(Figure record listings)

- - - - -

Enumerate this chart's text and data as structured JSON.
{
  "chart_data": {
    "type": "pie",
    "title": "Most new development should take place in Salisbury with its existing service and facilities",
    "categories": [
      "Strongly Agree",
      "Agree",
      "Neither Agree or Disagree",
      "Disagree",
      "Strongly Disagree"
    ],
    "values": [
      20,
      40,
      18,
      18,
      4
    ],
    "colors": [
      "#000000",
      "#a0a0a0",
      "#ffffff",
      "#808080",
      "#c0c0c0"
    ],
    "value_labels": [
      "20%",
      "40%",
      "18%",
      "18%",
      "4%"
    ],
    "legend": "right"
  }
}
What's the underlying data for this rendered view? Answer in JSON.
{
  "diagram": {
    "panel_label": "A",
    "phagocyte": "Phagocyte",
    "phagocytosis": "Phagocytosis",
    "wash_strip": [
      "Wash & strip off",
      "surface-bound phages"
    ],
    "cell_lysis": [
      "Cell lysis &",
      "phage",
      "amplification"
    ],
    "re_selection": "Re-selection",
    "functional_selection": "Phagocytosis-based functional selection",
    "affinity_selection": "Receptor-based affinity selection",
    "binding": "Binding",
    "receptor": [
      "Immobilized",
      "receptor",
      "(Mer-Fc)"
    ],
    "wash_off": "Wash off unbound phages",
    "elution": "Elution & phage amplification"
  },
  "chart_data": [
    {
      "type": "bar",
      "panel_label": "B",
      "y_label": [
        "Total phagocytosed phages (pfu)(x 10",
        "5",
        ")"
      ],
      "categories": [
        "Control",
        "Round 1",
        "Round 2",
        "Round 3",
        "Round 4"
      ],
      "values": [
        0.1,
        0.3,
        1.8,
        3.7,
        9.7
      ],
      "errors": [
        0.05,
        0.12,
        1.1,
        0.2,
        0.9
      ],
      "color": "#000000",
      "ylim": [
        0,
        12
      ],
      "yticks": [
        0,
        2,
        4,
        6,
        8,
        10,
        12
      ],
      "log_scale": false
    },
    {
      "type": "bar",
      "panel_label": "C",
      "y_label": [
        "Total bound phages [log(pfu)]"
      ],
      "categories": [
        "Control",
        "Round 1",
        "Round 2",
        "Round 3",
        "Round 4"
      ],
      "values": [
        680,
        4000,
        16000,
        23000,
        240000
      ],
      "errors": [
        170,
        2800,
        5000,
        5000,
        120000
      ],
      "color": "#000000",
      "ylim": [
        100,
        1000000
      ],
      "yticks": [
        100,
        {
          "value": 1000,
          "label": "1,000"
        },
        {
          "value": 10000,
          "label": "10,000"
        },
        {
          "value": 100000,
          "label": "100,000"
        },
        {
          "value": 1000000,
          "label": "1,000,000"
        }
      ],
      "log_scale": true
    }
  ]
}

- - - - -

# [Directive]
Please output the entire listing exactly as it stands.

# [Written reply]
Enumerate this chart's text and data as structured JSON.
{
  "chart_data": {
    "type": "pie",
    "title": "Most new development should take place in Salisbury with its existing service and facilities",
    "categories": [
      "Strongly Agree",
      "Agree",
      "Neither Agree or Disagree",
      "Disagree",
      "Strongly Disagree"
    ],
    "values": [
      20,
      40,
      18,
      18,
      4
    ],
    "colors": [
      "#000000",
      "#a0a0a0",
      "#ffffff",
      "#808080",
      "#c0c0c0"
    ],
    "value_labels": [
      "20%",
      "40%",
      "18%",
      "18%",
      "4%"
    ],
    "legend": "right"
  }
}
What's the underlying data for this rendered view? Answer in JSON.
{
  "diagram": {
    "panel_label": "A",
    "phagocyte": "Phagocyte",
    "phagocytosis": "Phagocytosis",
    "wash_strip": [
      "Wash & strip off",
      "surface-bound phages"
    ],
    "cell_lysis": [
      "Cell lysis &",
      "phage",
      "amplification"
    ],
    "re_selection": "Re-selection",
    "functional_selection": "Phagocytosis-based functional selection",
    "affinity_selection": "Receptor-based affinity selection",
    "binding": "Binding",
    "receptor": [
      "Immobilized",
      "receptor",
      "(Mer-Fc)"
    ],
    "wash_off": "Wash off unbound phages",
    "elution": "Elution & phage amplification"
  },
  "chart_data": [
    {
      "type": "bar",
      "panel_label": "B",
      "y_label": [
        "Total phagocytosed phages (pfu)(x 10",
        "5",
        ")"
      ],
      "categories": [
        "Control",
        "Round 1",
        "Round 2",
        "Round 3",
        "Round 4"
      ],
      "values": [
        0.1,
        0.3,
        1.8,
        3.7,
        9.7
      ],
      "errors": [
        0.05,
        0.12,
        1.1,
        0.2,
        0.9
      ],
      "color": "#000000",
      "ylim": [
        0,
        12
      ],
      "yticks": [
        0,
        2,
        4,
        6,
        8,
        10,
        12
      ],
      "log_scale": false
    },
    {
      "type": "bar",
      "panel_label": "C",
      "y_label": [
        "Total bound phages [log(pfu)]"
      ],
      "categories": [
        "Control",
        "Round 1",
        "Round 2",
        "Round 3",
        "Round 4"
      ],
      "values": [
        680,
        4000,
        16000,
        23000,
        240000
      ],
      "errors": [
        170,
        2800,
        5000,
        5000,
        120000
      ],
      "color": "#000000",
      "ylim": [
        100,
        1000000
      ],
      "yticks": [
        100,
        {
          "value": 1000,
          "label": "1,000"
        },
        {
          "value": 10000,
          "label": "10,000"
        },
        {
          "value": 100000,
          "label": "100,000"
        },
        {
          "value": 1000000,
          "label": "1,000,000"
        }
      ],
      "log_scale": true
    }
  ]
}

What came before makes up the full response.